-- Start --
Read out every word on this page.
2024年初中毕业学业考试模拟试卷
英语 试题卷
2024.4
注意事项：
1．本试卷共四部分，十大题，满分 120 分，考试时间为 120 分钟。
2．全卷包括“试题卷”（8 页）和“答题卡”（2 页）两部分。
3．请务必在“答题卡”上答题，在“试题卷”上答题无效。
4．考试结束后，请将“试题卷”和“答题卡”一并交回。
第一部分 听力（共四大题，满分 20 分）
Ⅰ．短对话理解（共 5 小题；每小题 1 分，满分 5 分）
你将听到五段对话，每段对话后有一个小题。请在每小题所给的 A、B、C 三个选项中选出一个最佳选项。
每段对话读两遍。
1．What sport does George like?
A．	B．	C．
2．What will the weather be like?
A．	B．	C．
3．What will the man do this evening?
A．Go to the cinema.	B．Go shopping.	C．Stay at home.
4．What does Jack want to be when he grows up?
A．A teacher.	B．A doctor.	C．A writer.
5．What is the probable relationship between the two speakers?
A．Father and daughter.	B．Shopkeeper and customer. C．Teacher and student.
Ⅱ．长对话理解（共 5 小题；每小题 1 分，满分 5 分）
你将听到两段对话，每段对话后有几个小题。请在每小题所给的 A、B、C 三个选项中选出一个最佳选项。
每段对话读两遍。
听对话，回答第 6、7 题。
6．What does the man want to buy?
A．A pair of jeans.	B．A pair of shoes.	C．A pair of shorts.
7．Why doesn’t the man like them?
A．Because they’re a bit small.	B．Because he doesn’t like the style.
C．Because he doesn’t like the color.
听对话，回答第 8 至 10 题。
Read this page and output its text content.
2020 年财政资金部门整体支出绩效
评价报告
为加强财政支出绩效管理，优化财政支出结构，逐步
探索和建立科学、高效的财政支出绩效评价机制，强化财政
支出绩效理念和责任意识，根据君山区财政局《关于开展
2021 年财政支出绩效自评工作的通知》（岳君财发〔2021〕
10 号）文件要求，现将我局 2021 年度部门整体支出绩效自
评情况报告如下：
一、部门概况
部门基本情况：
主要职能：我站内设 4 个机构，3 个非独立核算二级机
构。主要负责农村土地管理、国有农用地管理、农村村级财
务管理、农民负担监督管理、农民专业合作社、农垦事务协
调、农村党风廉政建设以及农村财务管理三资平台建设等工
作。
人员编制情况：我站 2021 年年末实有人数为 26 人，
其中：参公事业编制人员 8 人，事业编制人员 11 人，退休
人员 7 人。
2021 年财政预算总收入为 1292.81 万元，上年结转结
-- End --
Problem statement
In the records, locate each line holding the string "doesn" and copy it.

Exercise solution
7．Why doesn’t the man like them?
A．Because they’re a bit small.	B．Because he doesn’t like the style.
C．Because he doesn’t like the color.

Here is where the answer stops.